>> START

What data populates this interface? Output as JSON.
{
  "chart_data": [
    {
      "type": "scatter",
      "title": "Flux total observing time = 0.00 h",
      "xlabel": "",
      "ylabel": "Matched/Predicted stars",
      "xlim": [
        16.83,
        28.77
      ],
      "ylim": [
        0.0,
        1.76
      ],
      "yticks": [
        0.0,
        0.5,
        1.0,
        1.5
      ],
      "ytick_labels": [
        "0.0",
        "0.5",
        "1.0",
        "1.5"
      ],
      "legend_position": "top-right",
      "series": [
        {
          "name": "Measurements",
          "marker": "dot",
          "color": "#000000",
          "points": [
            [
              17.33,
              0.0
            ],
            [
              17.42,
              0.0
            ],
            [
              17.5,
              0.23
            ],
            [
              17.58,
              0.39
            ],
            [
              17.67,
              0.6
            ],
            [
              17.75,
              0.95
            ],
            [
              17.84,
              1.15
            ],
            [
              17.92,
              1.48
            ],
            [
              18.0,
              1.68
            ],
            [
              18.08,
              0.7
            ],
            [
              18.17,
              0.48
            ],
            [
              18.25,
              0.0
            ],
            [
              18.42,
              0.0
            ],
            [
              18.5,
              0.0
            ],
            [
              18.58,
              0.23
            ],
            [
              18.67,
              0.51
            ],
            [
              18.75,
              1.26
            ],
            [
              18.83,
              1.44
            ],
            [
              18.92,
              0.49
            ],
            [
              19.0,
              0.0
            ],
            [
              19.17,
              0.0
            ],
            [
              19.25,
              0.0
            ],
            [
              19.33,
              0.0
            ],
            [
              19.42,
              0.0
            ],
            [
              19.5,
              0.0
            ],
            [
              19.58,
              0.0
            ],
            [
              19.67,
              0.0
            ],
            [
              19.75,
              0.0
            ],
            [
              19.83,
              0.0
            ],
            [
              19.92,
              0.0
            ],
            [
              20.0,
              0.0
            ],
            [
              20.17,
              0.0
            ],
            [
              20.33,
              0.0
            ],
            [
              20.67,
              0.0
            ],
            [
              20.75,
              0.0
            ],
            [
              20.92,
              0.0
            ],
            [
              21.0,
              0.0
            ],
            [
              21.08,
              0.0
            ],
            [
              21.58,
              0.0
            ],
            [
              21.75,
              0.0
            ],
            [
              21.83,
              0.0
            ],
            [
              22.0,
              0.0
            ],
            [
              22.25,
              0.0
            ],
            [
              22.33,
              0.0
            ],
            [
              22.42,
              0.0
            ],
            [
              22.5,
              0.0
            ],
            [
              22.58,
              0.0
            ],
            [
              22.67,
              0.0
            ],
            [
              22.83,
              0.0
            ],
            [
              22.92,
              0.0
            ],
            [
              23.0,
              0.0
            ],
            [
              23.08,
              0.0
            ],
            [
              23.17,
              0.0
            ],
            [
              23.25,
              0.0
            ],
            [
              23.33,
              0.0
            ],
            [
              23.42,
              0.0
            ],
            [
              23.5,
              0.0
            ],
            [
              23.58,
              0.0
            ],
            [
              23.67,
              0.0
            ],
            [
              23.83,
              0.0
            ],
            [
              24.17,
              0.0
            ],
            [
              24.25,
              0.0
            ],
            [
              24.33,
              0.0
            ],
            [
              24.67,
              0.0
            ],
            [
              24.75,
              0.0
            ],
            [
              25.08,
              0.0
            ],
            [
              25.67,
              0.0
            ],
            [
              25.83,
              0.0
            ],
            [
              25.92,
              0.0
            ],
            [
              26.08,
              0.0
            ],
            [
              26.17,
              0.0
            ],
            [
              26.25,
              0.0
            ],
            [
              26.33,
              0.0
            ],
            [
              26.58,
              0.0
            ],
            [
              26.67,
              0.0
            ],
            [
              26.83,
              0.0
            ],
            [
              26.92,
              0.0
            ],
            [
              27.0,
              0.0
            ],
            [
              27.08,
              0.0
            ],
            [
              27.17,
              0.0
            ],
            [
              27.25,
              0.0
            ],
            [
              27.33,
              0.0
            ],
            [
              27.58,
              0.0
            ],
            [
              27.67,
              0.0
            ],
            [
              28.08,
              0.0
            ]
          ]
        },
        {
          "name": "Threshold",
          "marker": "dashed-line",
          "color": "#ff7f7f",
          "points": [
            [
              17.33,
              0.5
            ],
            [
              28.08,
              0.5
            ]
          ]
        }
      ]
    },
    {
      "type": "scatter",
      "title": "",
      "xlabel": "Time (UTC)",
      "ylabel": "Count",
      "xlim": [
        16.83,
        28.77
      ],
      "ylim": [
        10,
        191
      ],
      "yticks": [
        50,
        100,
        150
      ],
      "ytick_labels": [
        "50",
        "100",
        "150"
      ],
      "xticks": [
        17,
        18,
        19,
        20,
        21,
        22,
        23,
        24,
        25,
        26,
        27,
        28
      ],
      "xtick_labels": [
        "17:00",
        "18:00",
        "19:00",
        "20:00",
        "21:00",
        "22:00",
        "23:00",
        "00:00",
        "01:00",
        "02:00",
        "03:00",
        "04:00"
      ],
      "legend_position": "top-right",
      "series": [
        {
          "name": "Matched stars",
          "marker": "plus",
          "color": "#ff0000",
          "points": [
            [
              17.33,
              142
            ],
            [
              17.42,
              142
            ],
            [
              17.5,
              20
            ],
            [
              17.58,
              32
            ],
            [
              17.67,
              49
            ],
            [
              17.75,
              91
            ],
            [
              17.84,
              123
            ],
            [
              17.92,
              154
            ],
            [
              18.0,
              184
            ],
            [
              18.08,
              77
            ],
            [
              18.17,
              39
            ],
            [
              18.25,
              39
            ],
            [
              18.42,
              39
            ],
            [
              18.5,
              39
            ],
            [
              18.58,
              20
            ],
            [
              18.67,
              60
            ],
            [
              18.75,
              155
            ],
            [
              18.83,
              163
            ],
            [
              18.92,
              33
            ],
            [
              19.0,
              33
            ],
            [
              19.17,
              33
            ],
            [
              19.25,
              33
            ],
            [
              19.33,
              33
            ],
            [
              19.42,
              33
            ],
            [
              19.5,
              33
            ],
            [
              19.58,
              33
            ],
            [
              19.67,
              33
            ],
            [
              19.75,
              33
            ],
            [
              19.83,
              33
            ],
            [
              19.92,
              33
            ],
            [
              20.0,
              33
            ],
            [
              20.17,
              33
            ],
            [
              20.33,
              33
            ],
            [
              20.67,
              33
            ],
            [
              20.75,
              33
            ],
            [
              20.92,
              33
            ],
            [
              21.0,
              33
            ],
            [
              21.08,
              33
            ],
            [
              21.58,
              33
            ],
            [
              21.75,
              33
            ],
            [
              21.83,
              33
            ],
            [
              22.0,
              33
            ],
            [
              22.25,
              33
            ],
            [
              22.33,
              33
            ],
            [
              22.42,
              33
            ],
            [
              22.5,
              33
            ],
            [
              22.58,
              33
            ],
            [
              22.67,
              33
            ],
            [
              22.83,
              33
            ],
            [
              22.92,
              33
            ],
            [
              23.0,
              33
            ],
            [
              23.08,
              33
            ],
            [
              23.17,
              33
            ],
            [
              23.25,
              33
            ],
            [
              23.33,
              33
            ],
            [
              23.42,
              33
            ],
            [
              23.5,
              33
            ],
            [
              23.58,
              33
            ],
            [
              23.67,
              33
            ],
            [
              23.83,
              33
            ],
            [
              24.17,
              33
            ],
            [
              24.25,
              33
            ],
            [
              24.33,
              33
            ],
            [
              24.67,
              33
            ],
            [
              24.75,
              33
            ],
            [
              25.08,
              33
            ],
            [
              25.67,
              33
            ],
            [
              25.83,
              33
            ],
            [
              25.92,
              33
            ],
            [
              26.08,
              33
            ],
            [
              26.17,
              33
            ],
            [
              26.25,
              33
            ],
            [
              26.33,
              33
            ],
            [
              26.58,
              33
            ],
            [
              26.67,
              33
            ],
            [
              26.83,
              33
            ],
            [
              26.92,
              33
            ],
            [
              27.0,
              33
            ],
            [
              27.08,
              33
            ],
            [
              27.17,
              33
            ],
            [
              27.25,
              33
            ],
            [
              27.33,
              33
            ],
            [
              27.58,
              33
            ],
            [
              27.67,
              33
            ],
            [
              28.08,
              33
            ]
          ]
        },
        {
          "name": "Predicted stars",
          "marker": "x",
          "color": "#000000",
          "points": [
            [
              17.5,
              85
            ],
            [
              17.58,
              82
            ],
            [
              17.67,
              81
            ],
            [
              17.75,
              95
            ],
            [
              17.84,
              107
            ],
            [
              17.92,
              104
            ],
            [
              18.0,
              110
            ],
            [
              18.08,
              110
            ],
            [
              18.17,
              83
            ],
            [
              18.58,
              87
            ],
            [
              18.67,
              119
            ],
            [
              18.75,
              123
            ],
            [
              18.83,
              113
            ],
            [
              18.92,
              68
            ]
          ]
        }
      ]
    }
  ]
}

>> END

DIRECTIVE
Wherever a line in the data above holds "Predicted", copy that line.

FINISHED ANSWER
      "ylabel": "Matched/Predicted stars",
          "name": "Predicted stars",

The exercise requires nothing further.